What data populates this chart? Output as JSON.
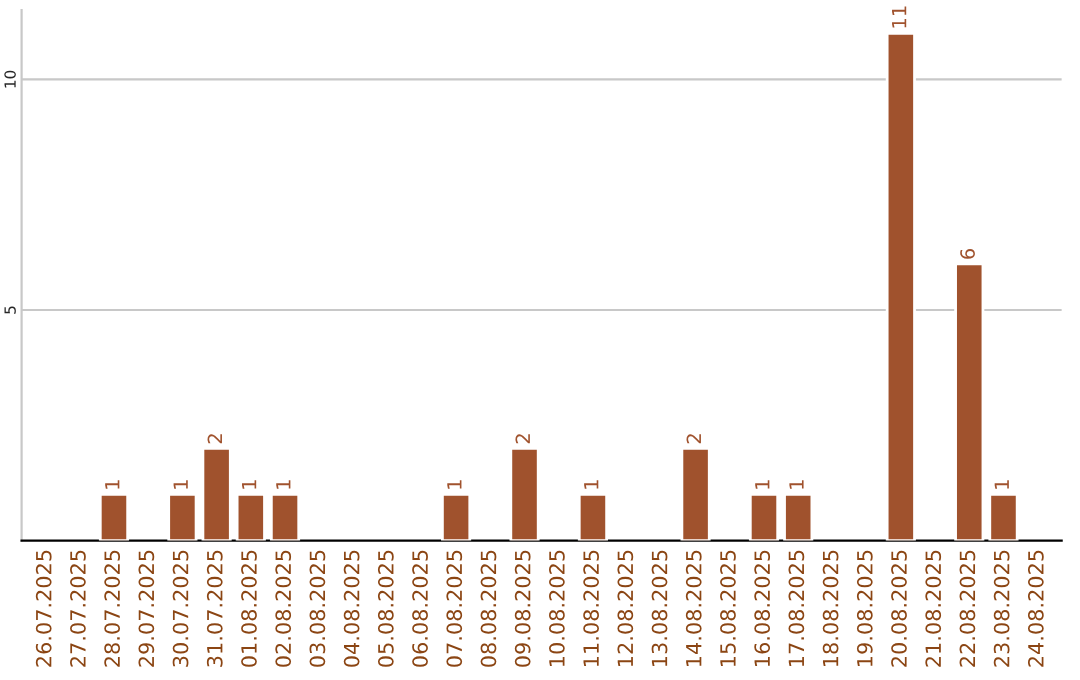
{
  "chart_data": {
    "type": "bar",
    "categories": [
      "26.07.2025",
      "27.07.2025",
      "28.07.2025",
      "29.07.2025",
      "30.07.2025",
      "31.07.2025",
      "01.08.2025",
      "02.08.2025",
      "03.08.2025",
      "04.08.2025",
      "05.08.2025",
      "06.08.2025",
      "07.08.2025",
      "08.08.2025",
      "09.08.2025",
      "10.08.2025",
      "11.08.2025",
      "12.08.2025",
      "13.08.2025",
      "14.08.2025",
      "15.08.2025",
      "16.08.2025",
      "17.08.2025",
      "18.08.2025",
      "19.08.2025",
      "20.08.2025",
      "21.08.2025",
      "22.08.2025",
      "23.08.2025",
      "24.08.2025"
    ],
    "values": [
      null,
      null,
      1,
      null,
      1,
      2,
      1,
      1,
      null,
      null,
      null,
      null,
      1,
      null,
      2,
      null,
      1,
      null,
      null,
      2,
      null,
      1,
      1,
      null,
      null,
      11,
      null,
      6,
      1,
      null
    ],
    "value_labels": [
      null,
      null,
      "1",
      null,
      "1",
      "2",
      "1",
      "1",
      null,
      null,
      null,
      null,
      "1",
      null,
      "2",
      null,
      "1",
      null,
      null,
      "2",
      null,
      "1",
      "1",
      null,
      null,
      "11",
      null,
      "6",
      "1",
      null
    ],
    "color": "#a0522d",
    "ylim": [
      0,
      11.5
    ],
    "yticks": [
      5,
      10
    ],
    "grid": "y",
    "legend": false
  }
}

...

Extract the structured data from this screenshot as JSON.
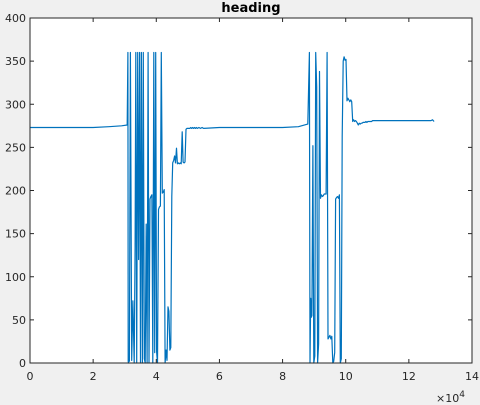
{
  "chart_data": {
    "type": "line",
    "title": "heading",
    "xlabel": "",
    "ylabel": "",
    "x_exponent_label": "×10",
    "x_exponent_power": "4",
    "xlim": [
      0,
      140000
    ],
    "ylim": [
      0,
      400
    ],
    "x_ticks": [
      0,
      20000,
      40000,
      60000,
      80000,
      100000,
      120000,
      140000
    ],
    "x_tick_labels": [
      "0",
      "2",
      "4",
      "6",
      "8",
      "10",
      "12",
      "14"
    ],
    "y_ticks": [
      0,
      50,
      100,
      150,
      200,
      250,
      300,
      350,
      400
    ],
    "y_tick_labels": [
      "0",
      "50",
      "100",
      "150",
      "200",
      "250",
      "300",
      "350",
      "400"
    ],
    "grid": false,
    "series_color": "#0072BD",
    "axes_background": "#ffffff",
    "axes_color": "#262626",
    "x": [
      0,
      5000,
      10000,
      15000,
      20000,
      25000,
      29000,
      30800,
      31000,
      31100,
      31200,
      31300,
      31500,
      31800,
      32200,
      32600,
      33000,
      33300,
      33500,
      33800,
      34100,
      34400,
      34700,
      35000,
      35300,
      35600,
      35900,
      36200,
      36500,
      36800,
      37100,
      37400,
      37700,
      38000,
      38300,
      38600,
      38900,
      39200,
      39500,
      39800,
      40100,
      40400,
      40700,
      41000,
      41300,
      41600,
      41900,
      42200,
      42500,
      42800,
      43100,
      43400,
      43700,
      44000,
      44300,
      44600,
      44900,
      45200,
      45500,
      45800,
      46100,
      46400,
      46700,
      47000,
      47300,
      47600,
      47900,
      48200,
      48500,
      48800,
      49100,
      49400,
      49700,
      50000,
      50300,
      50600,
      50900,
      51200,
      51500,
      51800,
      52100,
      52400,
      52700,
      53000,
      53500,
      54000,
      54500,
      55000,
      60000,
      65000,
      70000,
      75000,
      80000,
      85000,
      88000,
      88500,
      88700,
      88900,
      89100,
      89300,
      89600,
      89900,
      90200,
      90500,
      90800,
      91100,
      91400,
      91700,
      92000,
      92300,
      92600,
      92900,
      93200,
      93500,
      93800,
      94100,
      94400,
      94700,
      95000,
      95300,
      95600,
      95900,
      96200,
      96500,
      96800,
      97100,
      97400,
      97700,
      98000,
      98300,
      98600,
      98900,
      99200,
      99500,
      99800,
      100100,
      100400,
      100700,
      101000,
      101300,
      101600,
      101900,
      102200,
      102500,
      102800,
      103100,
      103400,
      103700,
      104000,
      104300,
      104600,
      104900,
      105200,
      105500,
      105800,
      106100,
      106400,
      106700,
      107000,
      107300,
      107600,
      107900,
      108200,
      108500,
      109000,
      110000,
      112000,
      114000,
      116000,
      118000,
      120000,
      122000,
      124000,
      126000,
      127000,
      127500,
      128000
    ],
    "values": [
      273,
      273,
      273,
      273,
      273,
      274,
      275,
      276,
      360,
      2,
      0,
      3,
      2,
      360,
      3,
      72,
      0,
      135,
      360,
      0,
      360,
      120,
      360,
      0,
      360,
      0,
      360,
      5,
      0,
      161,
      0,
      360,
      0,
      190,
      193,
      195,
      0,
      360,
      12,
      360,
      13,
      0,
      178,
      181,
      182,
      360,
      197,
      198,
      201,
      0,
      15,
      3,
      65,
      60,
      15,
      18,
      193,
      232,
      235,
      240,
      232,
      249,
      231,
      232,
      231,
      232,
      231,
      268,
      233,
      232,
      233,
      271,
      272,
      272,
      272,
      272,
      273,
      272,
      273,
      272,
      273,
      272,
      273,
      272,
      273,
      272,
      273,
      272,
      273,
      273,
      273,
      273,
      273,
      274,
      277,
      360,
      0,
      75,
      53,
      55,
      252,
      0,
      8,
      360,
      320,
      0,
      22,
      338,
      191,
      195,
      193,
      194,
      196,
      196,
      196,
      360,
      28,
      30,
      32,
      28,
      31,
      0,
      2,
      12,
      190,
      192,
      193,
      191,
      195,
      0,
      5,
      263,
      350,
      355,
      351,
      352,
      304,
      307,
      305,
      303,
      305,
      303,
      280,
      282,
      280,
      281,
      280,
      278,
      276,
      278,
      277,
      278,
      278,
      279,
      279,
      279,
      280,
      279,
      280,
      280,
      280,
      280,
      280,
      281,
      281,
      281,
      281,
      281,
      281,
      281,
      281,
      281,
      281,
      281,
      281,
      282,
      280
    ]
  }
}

Exercise instructions »
Across the records, count the lines holding the string "JSON". Give the number and stop.

Answer to the exercise »
2